→ EXERCISE GOAL:
Work out the number of lines in the listing that include the string "الشركة". Reply with that number alone.

→ ROWS:
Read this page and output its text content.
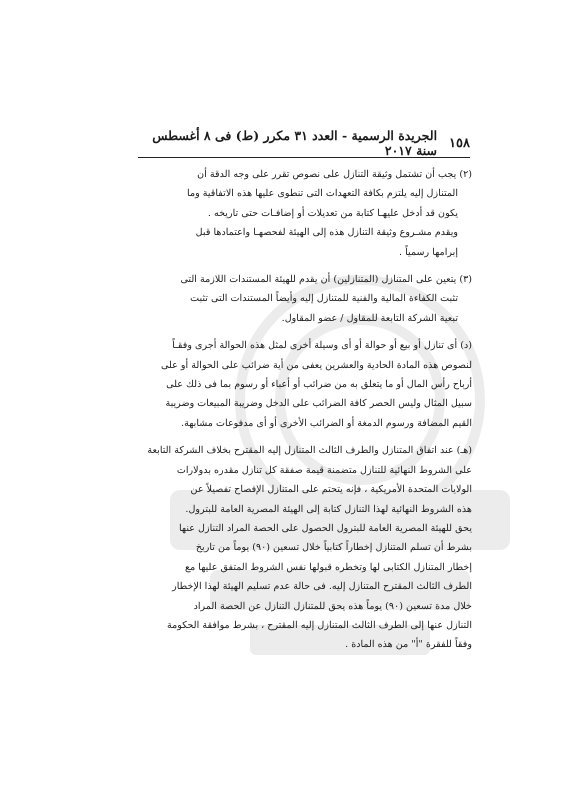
١٥٨
الجريدة الرسمية - العدد ٣١ مكرر (ط) فى ٨ أغسطس سنة ٢٠١٧
(٢) يجب أن تشتمل وثيقة التنازل على نصوص تقرر على وجه الدقة أن
المتنازل إليه يلتزم بكافة التعهدات التى تنطوى عليها هذه الاتفاقية وما
يكون قد أدخل عليهـا كتابة من تعديلات أو إضافـات حتى تاريخه .
ويقدم مشـروع وثيقة التنازل هذه إلى الهيئة لفحصهـا واعتمادها قبل
إبرامها رسمياً .
(٣) يتعين على المتنازل (المتنازلين) أن يقدم للهيئة المستندات اللازمة التى
تثبت الكفاءة المالية والفنية للمتنازل إليه وأيضاً المستندات التى تثبت
تبعية الشركة التابعة للمقاول / عضو المقاول.
(د) أى تنازل أو بيع أو حوالة أو أى وسيلة أخرى لمثل هذه الحوالة أجرى وفقـاً
لنصوص هذه المادة الحادية والعشرين يعفى من أية ضرائب على الحوالة أو على
أرباح رأس المال أو ما يتعلق به من ضرائب أو أعباء أو رسوم بما فى ذلك على
سبيل المثال وليس الحصر كافة الضرائب على الدخل وضريبة المبيعات وضريبة
القيم المضافة ورسوم الدمغة أو الضرائب الأخرى أو أى مدفوعات مشابهة.
(هـ) عند اتفاق المتنازل والطرف الثالث المتنازل إليه المقترح بخلاف الشركة التابعة
على الشروط النهائية للتنازل متضمنة قيمة صفقة كل تنازل مقدره بدولارات
الولايات المتحدة الأمريكية ، فإنه يتحتم على المتنازل الإفصاح تفصيلاً عن
هذه الشروط النهائية لهذا التنازل كتابة إلى الهيئة المصرية العامة للبترول.
يحق للهيئة المصرية العامة للبترول الحصول على الحصة المراد التنازل عنها
بشرط أن تسلم المتنازل إخطاراً كتابياً خلال تسعين (٩٠) يوماً من تاريخ
إخطار المتنازل الكتابى لها وتخطره قبولها نفس الشروط المتفق عليها مع
الطرف الثالث المقترح المتنازل إليه. فى حالة عدم تسليم الهيئة لهذا الإخطار
خلال مدة تسعين (٩٠) يوماً هذه يحق للمتنازل التنازل عن الحصة المراد
التنازل عنها إلى الطرف الثالث المتنازل إليه المقترح ، بشرط موافقة الحكومة
وفقاً للفقرة "أ" من هذه المادة .
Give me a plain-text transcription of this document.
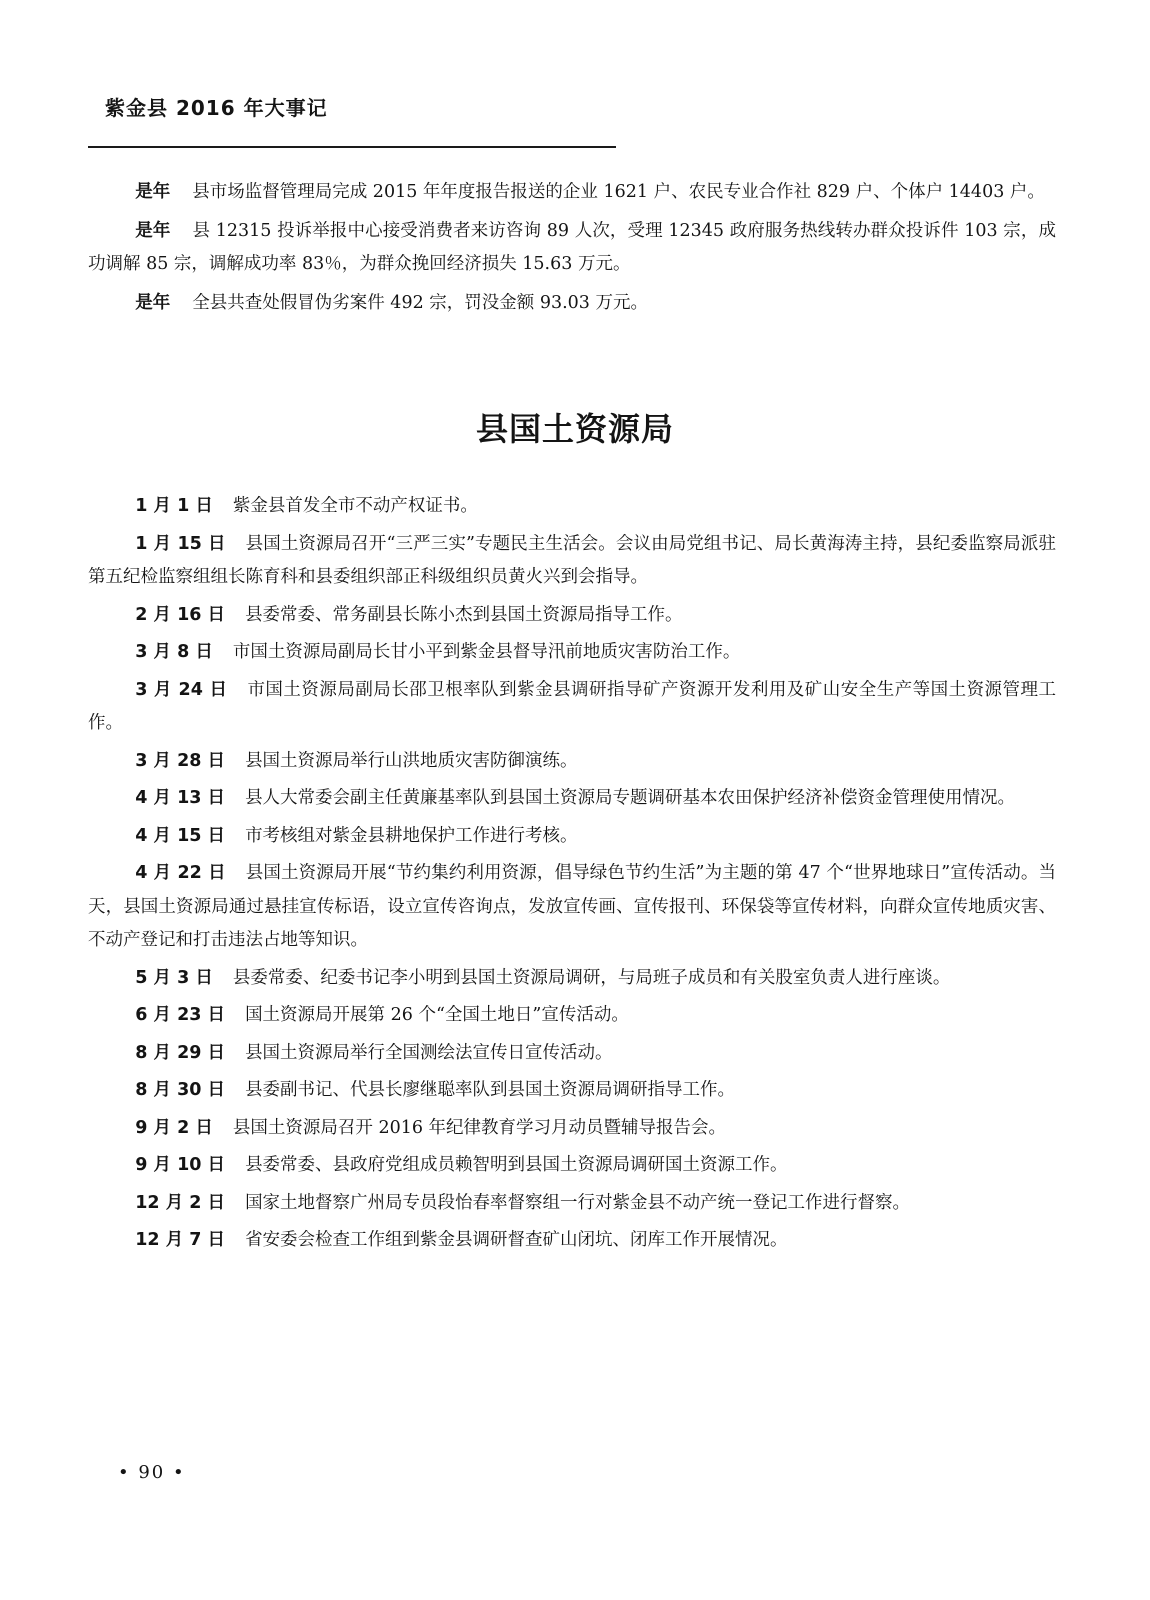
紫金县 2016 年大事记

是年 县市场监督管理局完成 2015 年年度报告报送的企业 1621 户、农民专业合作社 829 户、个体户 14403 户。

是年 县 12315 投诉举报中心接受消费者来访咨询 89 人次，受理 12345 政府服务热线转办群众投诉件 103 宗，成功调解 85 宗，调解成功率 83％，为群众挽回经济损失 15.63 万元。

是年 全县共查处假冒伪劣案件 492 宗，罚没金额 93.03 万元。

县国土资源局

1 月 1 日 紫金县首发全市不动产权证书。

1 月 15 日 县国土资源局召开“三严三实”专题民主生活会。会议由局党组书记、局长黄海涛主持，县纪委监察局派驻第五纪检监察组组长陈育科和县委组织部正科级组织员黄火兴到会指导。

2 月 16 日 县委常委、常务副县长陈小杰到县国土资源局指导工作。

3 月 8 日 市国土资源局副局长甘小平到紫金县督导汛前地质灾害防治工作。

3 月 24 日 市国土资源局副局长邵卫根率队到紫金县调研指导矿产资源开发利用及矿山安全生产等国土资源管理工作。

3 月 28 日 县国土资源局举行山洪地质灾害防御演练。

4 月 13 日 县人大常委会副主任黄廉基率队到县国土资源局专题调研基本农田保护经济补偿资金管理使用情况。

4 月 15 日 市考核组对紫金县耕地保护工作进行考核。

4 月 22 日 县国土资源局开展“节约集约利用资源，倡导绿色节约生活”为主题的第 47 个“世界地球日”宣传活动。当天，县国土资源局通过悬挂宣传标语，设立宣传咨询点，发放宣传画、宣传报刊、环保袋等宣传材料，向群众宣传地质灾害、不动产登记和打击违法占地等知识。

5 月 3 日 县委常委、纪委书记李小明到县国土资源局调研，与局班子成员和有关股室负责人进行座谈。

6 月 23 日 国土资源局开展第 26 个“全国土地日”宣传活动。

8 月 29 日 县国土资源局举行全国测绘法宣传日宣传活动。

8 月 30 日 县委副书记、代县长廖继聪率队到县国土资源局调研指导工作。

9 月 2 日 县国土资源局召开 2016 年纪律教育学习月动员暨辅导报告会。

9 月 10 日 县委常委、县政府党组成员赖智明到县国土资源局调研国土资源工作。

12 月 2 日 国家土地督察广州局专员段怡春率督察组一行对紫金县不动产统一登记工作进行督察。

12 月 7 日 省安委会检查工作组到紫金县调研督查矿山闭坑、闭库工作开展情况。

• 90 •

→ OUTPUT FOR THIS EXERCISE:
2